--- Start of Material supplied ---

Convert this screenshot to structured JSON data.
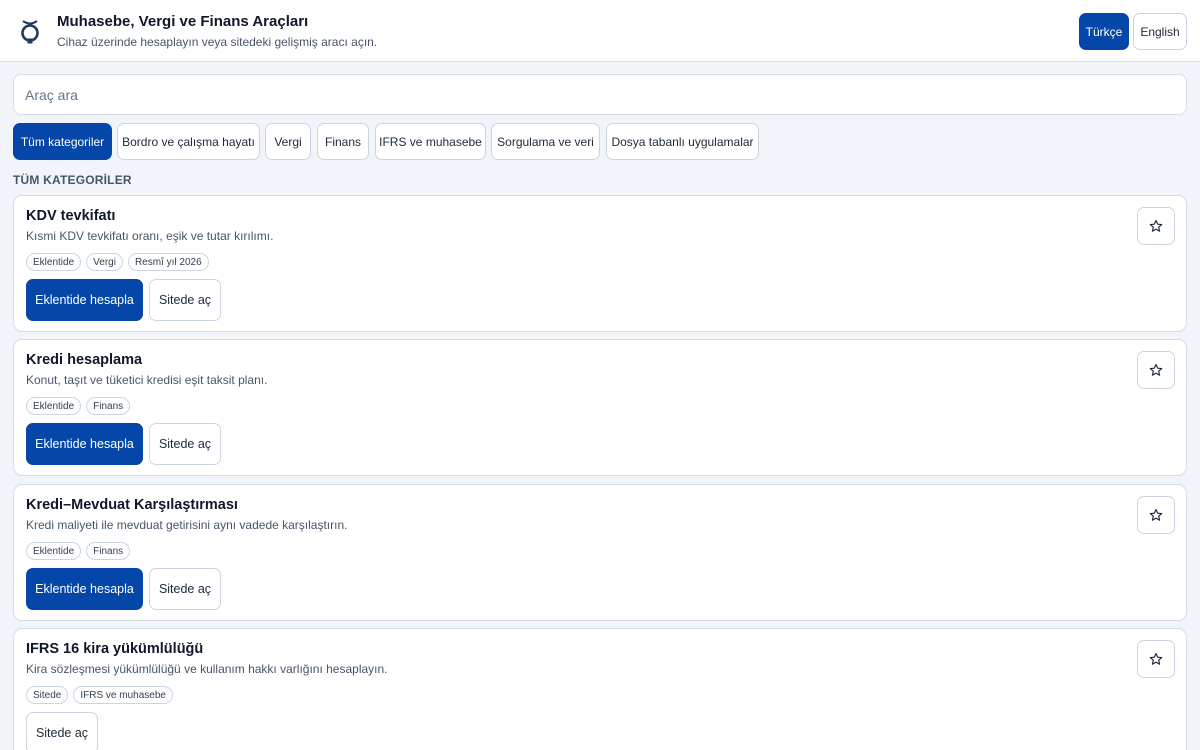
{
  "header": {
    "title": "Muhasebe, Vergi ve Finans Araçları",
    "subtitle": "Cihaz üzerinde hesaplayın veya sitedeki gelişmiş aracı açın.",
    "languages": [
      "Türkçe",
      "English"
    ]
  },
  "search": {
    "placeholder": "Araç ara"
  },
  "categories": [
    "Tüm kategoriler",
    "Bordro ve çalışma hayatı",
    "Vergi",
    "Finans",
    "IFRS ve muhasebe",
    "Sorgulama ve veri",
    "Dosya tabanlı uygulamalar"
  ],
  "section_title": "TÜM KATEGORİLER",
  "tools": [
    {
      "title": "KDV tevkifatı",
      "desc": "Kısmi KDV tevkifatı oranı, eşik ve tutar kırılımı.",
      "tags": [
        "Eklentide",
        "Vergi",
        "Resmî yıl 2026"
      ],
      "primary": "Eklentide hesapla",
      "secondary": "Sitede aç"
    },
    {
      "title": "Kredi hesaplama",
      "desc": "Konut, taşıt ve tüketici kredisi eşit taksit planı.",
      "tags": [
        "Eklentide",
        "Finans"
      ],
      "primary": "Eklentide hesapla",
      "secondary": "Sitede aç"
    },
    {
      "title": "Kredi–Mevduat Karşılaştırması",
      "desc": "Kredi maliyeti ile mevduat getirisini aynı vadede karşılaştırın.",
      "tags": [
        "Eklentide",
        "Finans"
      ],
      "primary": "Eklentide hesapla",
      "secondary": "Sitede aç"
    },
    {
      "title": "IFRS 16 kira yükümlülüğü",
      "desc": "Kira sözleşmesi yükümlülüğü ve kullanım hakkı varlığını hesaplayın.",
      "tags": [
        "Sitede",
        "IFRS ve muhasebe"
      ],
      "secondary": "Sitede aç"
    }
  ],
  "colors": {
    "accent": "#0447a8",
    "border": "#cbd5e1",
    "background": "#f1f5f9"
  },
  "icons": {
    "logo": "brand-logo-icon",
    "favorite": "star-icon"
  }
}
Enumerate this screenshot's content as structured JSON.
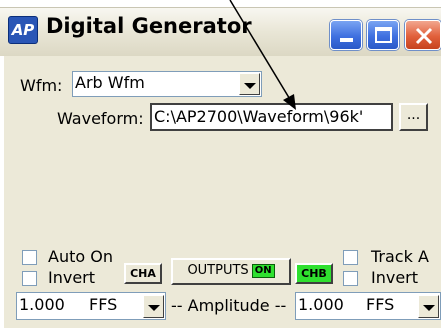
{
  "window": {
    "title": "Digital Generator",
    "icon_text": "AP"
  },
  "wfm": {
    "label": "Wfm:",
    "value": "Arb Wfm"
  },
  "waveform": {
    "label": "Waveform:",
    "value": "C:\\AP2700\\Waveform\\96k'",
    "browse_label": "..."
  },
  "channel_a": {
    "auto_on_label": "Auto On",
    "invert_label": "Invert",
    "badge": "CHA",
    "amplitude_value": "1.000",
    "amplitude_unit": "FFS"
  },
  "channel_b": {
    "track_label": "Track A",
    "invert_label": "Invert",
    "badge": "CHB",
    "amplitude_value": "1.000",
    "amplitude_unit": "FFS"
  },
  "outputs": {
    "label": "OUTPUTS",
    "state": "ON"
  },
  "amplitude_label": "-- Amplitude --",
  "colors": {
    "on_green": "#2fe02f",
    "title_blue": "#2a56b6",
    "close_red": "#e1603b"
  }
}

--- End of Material supplied ---

Requirement: Exclude the images and reproduce the remaining data exactly.

Solution below:
Convert this screenshot to structured JSON data.
{
  "header": {
    "title": "Muhasebe, Vergi ve Finans Araçları",
    "subtitle": "Cihaz üzerinde hesaplayın veya sitedeki gelişmiş aracı açın.",
    "languages": [
      "Türkçe",
      "English"
    ]
  },
  "search": {
    "placeholder": "Araç ara"
  },
  "categories": [
    "Tüm kategoriler",
    "Bordro ve çalışma hayatı",
    "Vergi",
    "Finans",
    "IFRS ve muhasebe",
    "Sorgulama ve veri",
    "Dosya tabanlı uygulamalar"
  ],
  "section_title": "TÜM KATEGORİLER",
  "tools": [
    {
      "title": "KDV tevkifatı",
      "desc": "Kısmi KDV tevkifatı oranı, eşik ve tutar kırılımı.",
      "tags": [
        "Eklentide",
        "Vergi",
        "Resmî yıl 2026"
      ],
      "primary": "Eklentide hesapla",
      "secondary": "Sitede aç"
    },
    {
      "title": "Kredi hesaplama",
      "desc": "Konut, taşıt ve tüketici kredisi eşit taksit planı.",
      "tags": [
        "Eklentide",
        "Finans"
      ],
      "primary": "Eklentide hesapla",
      "secondary": "Sitede aç"
    },
    {
      "title": "Kredi–Mevduat Karşılaştırması",
      "desc": "Kredi maliyeti ile mevduat getirisini aynı vadede karşılaştırın.",
      "tags": [
        "Eklentide",
        "Finans"
      ],
      "primary": "Eklentide hesapla",
      "secondary": "Sitede aç"
    },
    {
      "title": "IFRS 16 kira yükümlülüğü",
      "desc": "Kira sözleşmesi yükümlülüğü ve kullanım hakkı varlığını hesaplayın.",
      "tags": [
        "Sitede",
        "IFRS ve muhasebe"
      ],
      "secondary": "Sitede aç"
    }
  ],
  "colors": {
    "accent": "#0447a8",
    "border": "#cbd5e1",
    "background": "#f1f5f9"
  },
  "icons": {
    "logo": "brand-logo-icon",
    "favorite": "star-icon"
  }
}
Enumerate this screenshot's content as structured JSON.
{
  "window": {
    "title": "Digital Generator",
    "icon_text": "AP"
  },
  "wfm": {
    "label": "Wfm:",
    "value": "Arb Wfm"
  },
  "waveform": {
    "label": "Waveform:",
    "value": "C:\\AP2700\\Waveform\\96k'",
    "browse_label": "..."
  },
  "channel_a": {
    "auto_on_label": "Auto On",
    "invert_label": "Invert",
    "badge": "CHA",
    "amplitude_value": "1.000",
    "amplitude_unit": "FFS"
  },
  "channel_b": {
    "track_label": "Track A",
    "invert_label": "Invert",
    "badge": "CHB",
    "amplitude_value": "1.000",
    "amplitude_unit": "FFS"
  },
  "outputs": {
    "label": "OUTPUTS",
    "state": "ON"
  },
  "amplitude_label": "-- Amplitude --",
  "colors": {
    "on_green": "#2fe02f",
    "title_blue": "#2a56b6",
    "close_red": "#e1603b"
  }
}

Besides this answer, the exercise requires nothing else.